■ **AIM**
Report the count of lines below in which the string "mean" occurs; include nothing else.

Entries from a visual dataset
>> Start
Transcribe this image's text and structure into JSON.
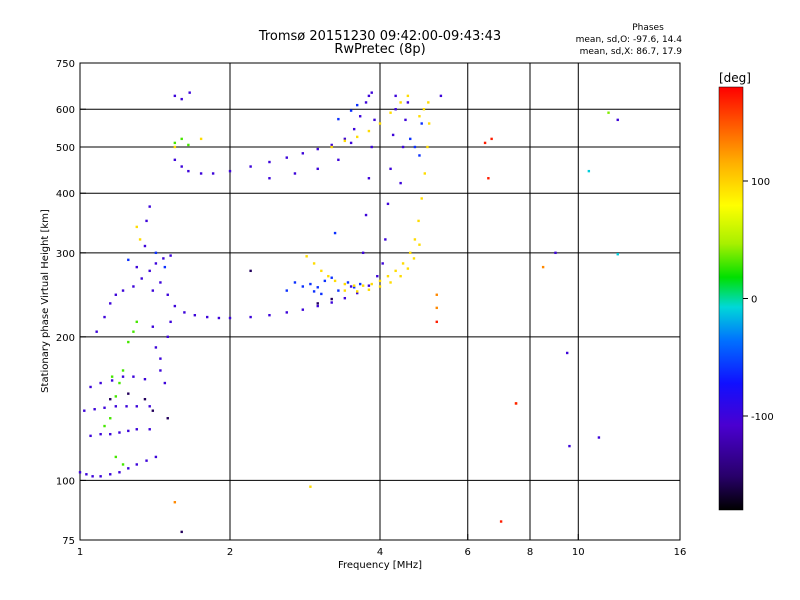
{
  "chart_data": {
    "type": "scatter",
    "title": "Tromsø 20151230 09:42:00-09:43:43",
    "subtitle": "RwPretec (8p)",
    "xlabel": "Frequency [MHz]",
    "ylabel": "Stationary phase Virtual Height [km]",
    "x_scale": "log",
    "y_scale": "log",
    "xlim": [
      1,
      16
    ],
    "ylim": [
      75,
      750
    ],
    "x_ticks": [
      1,
      2,
      4,
      6,
      8,
      10,
      16
    ],
    "y_ticks": [
      75,
      100,
      200,
      300,
      400,
      500,
      600,
      750
    ],
    "x_gridlines": [
      2,
      4,
      6,
      8,
      10
    ],
    "y_gridlines": [
      100,
      200,
      300,
      400,
      500,
      600
    ],
    "grid": true,
    "phases": {
      "title": "Phases",
      "line_o": "mean, sd,O: -97.6, 14.4",
      "line_x": "mean, sd,X:  86.7, 17.9"
    },
    "colorbar": {
      "unit": "[deg]",
      "range": [
        -180,
        180
      ],
      "ticks": [
        100,
        0,
        -100
      ]
    },
    "series": [
      {
        "points": [
          [
            1.0,
            104,
            -100
          ],
          [
            1.03,
            103,
            -100
          ],
          [
            1.06,
            102,
            -100
          ],
          [
            1.1,
            102,
            -100
          ],
          [
            1.15,
            103,
            -100
          ],
          [
            1.2,
            104,
            -100
          ],
          [
            1.25,
            106,
            -100
          ],
          [
            1.3,
            108,
            -100
          ],
          [
            1.36,
            110,
            -100
          ],
          [
            1.42,
            112,
            -100
          ],
          [
            1.05,
            124,
            -100
          ],
          [
            1.1,
            125,
            -100
          ],
          [
            1.15,
            125,
            -100
          ],
          [
            1.2,
            126,
            -100
          ],
          [
            1.25,
            127,
            -100
          ],
          [
            1.3,
            128,
            -100
          ],
          [
            1.38,
            128,
            -100
          ],
          [
            1.02,
            140,
            -100
          ],
          [
            1.07,
            141,
            -100
          ],
          [
            1.12,
            142,
            -100
          ],
          [
            1.18,
            143,
            -100
          ],
          [
            1.24,
            143,
            -100
          ],
          [
            1.3,
            143,
            -100
          ],
          [
            1.38,
            143,
            -100
          ],
          [
            1.05,
            157,
            -100
          ],
          [
            1.1,
            160,
            -100
          ],
          [
            1.16,
            162,
            -100
          ],
          [
            1.22,
            165,
            -100
          ],
          [
            1.28,
            165,
            -100
          ],
          [
            1.35,
            163,
            -100
          ],
          [
            1.08,
            205,
            -100
          ],
          [
            1.12,
            220,
            -100
          ],
          [
            1.15,
            235,
            -100
          ],
          [
            1.18,
            245,
            -100
          ],
          [
            1.22,
            250,
            -100
          ],
          [
            1.28,
            255,
            -100
          ],
          [
            1.33,
            265,
            -100
          ],
          [
            1.38,
            275,
            -100
          ],
          [
            1.42,
            285,
            -100
          ],
          [
            1.47,
            292,
            -100
          ],
          [
            1.52,
            296,
            -100
          ],
          [
            1.45,
            260,
            -100
          ],
          [
            1.5,
            245,
            -100
          ],
          [
            1.55,
            232,
            -100
          ],
          [
            1.62,
            225,
            -100
          ],
          [
            1.7,
            222,
            -100
          ],
          [
            1.8,
            220,
            -100
          ],
          [
            1.9,
            219,
            -100
          ],
          [
            2.0,
            219,
            -100
          ],
          [
            2.2,
            220,
            -100
          ],
          [
            2.4,
            222,
            -100
          ],
          [
            2.6,
            225,
            -100
          ],
          [
            2.8,
            228,
            -100
          ],
          [
            3.0,
            232,
            -100
          ],
          [
            3.2,
            236,
            -100
          ],
          [
            3.4,
            241,
            -100
          ],
          [
            3.6,
            247,
            -100
          ],
          [
            3.8,
            256,
            -100
          ],
          [
            3.95,
            268,
            -100
          ],
          [
            4.05,
            285,
            -100
          ],
          [
            4.1,
            320,
            -100
          ],
          [
            4.15,
            380,
            -100
          ],
          [
            4.2,
            450,
            -100
          ],
          [
            4.25,
            530,
            -100
          ],
          [
            4.3,
            600,
            -100
          ],
          [
            4.3,
            640,
            -100
          ],
          [
            1.3,
            280,
            -100
          ],
          [
            1.35,
            310,
            -100
          ],
          [
            1.36,
            350,
            -100
          ],
          [
            1.38,
            375,
            -100
          ],
          [
            1.4,
            250,
            -100
          ],
          [
            1.4,
            210,
            -100
          ],
          [
            1.42,
            190,
            -100
          ],
          [
            1.45,
            170,
            -100
          ],
          [
            1.48,
            160,
            -100
          ],
          [
            1.45,
            180,
            -100
          ],
          [
            1.5,
            200,
            -100
          ],
          [
            1.52,
            215,
            -100
          ],
          [
            1.55,
            470,
            -100
          ],
          [
            1.6,
            455,
            -100
          ],
          [
            1.65,
            445,
            -100
          ],
          [
            1.75,
            440,
            -100
          ],
          [
            1.85,
            440,
            -100
          ],
          [
            2.0,
            445,
            -100
          ],
          [
            2.2,
            455,
            -100
          ],
          [
            2.4,
            465,
            -100
          ],
          [
            2.6,
            475,
            -100
          ],
          [
            2.8,
            485,
            -100
          ],
          [
            3.0,
            495,
            -100
          ],
          [
            3.2,
            505,
            -100
          ],
          [
            3.4,
            520,
            -100
          ],
          [
            3.55,
            545,
            -100
          ],
          [
            3.65,
            580,
            -100
          ],
          [
            3.75,
            620,
            -100
          ],
          [
            3.85,
            650,
            -100
          ],
          [
            2.4,
            430,
            -100
          ],
          [
            2.7,
            440,
            -100
          ],
          [
            3.0,
            450,
            -100
          ],
          [
            3.3,
            470,
            -100
          ],
          [
            3.5,
            510,
            -100
          ],
          [
            3.7,
            300,
            -100
          ],
          [
            3.75,
            360,
            -100
          ],
          [
            3.8,
            430,
            -100
          ],
          [
            3.85,
            500,
            -100
          ],
          [
            3.9,
            570,
            -100
          ],
          [
            3.8,
            640,
            -100
          ],
          [
            4.4,
            420,
            -100
          ],
          [
            4.45,
            500,
            -100
          ],
          [
            4.5,
            570,
            -100
          ],
          [
            4.55,
            620,
            -100
          ],
          [
            1.55,
            640,
            -100
          ],
          [
            1.6,
            630,
            -100
          ],
          [
            1.66,
            650,
            -100
          ],
          [
            5.3,
            640,
            -100
          ],
          [
            9.0,
            300,
            -100
          ],
          [
            9.5,
            185,
            -100
          ],
          [
            9.6,
            118,
            -100
          ],
          [
            11.0,
            123,
            -100
          ],
          [
            12.0,
            570,
            -100
          ],
          [
            3.5,
            255,
            -100
          ]
        ]
      },
      {
        "points": [
          [
            2.7,
            260,
            -60
          ],
          [
            2.8,
            255,
            -60
          ],
          [
            2.9,
            258,
            -60
          ],
          [
            3.0,
            254,
            -60
          ],
          [
            3.1,
            262,
            -60
          ],
          [
            3.2,
            266,
            -60
          ],
          [
            2.6,
            250,
            -60
          ],
          [
            2.95,
            249,
            -60
          ],
          [
            3.05,
            246,
            -60
          ],
          [
            4.6,
            520,
            -60
          ],
          [
            4.7,
            500,
            -60
          ],
          [
            4.8,
            480,
            -60
          ],
          [
            4.85,
            560,
            -60
          ],
          [
            1.42,
            300,
            -60
          ],
          [
            1.48,
            280,
            -60
          ],
          [
            1.25,
            290,
            -60
          ],
          [
            3.25,
            330,
            -60
          ],
          [
            3.3,
            250,
            -60
          ],
          [
            3.45,
            260,
            -60
          ],
          [
            3.55,
            254,
            -60
          ],
          [
            3.65,
            258,
            -60
          ],
          [
            3.3,
            572,
            -60
          ],
          [
            3.5,
            596,
            -60
          ],
          [
            3.6,
            612,
            -60
          ],
          [
            10.5,
            445,
            -10
          ],
          [
            12.0,
            298,
            -10
          ]
        ]
      },
      {
        "points": [
          [
            2.85,
            295,
            95
          ],
          [
            2.95,
            285,
            95
          ],
          [
            3.05,
            275,
            95
          ],
          [
            3.15,
            268,
            95
          ],
          [
            3.25,
            262,
            95
          ],
          [
            3.4,
            258,
            95
          ],
          [
            3.55,
            256,
            95
          ],
          [
            3.7,
            256,
            95
          ],
          [
            3.85,
            258,
            95
          ],
          [
            4.0,
            262,
            95
          ],
          [
            4.15,
            268,
            95
          ],
          [
            4.3,
            275,
            95
          ],
          [
            4.45,
            285,
            95
          ],
          [
            4.6,
            300,
            95
          ],
          [
            4.7,
            320,
            95
          ],
          [
            4.78,
            350,
            95
          ],
          [
            4.85,
            390,
            95
          ],
          [
            4.92,
            440,
            95
          ],
          [
            4.98,
            500,
            95
          ],
          [
            5.02,
            560,
            95
          ],
          [
            3.4,
            250,
            95
          ],
          [
            3.6,
            249,
            95
          ],
          [
            3.8,
            251,
            95
          ],
          [
            4.0,
            255,
            95
          ],
          [
            4.2,
            260,
            95
          ],
          [
            4.4,
            268,
            95
          ],
          [
            4.55,
            278,
            95
          ],
          [
            4.68,
            292,
            95
          ],
          [
            4.8,
            312,
            95
          ],
          [
            3.2,
            500,
            95
          ],
          [
            3.4,
            515,
            95
          ],
          [
            3.6,
            525,
            95
          ],
          [
            3.8,
            540,
            95
          ],
          [
            4.0,
            560,
            95
          ],
          [
            4.2,
            590,
            95
          ],
          [
            4.4,
            620,
            95
          ],
          [
            4.55,
            640,
            95
          ],
          [
            4.8,
            580,
            95
          ],
          [
            4.9,
            600,
            95
          ],
          [
            5.0,
            620,
            95
          ],
          [
            1.55,
            500,
            95
          ],
          [
            1.75,
            520,
            95
          ],
          [
            1.3,
            340,
            95
          ],
          [
            1.32,
            320,
            95
          ],
          [
            5.2,
            245,
            130
          ],
          [
            5.2,
            230,
            130
          ],
          [
            2.9,
            97,
            95
          ],
          [
            8.5,
            280,
            130
          ],
          [
            7.5,
            145,
            130
          ],
          [
            1.55,
            90,
            130
          ],
          [
            11.5,
            590,
            40
          ]
        ]
      },
      {
        "points": [
          [
            1.12,
            130,
            30
          ],
          [
            1.15,
            135,
            30
          ],
          [
            1.18,
            150,
            30
          ],
          [
            1.2,
            160,
            30
          ],
          [
            1.22,
            170,
            30
          ],
          [
            1.25,
            195,
            30
          ],
          [
            1.28,
            205,
            30
          ],
          [
            1.3,
            215,
            30
          ],
          [
            1.22,
            108,
            30
          ],
          [
            1.18,
            112,
            30
          ],
          [
            1.16,
            165,
            30
          ],
          [
            1.55,
            510,
            30
          ],
          [
            1.6,
            520,
            30
          ],
          [
            1.65,
            505,
            30
          ]
        ]
      },
      {
        "points": [
          [
            5.2,
            215,
            170
          ],
          [
            6.5,
            510,
            170
          ],
          [
            6.7,
            520,
            170
          ],
          [
            6.6,
            430,
            170
          ],
          [
            7.0,
            82,
            170
          ],
          [
            7.5,
            145,
            170
          ]
        ]
      },
      {
        "points": [
          [
            1.15,
            148,
            -155
          ],
          [
            1.25,
            152,
            -155
          ],
          [
            1.35,
            148,
            -155
          ],
          [
            1.4,
            140,
            -155
          ],
          [
            1.5,
            135,
            -155
          ],
          [
            3.0,
            235,
            -155
          ],
          [
            3.2,
            240,
            -155
          ],
          [
            2.2,
            275,
            -155
          ],
          [
            1.6,
            78,
            -155
          ]
        ]
      }
    ]
  }
}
>> End
■ **RESPONSE**
2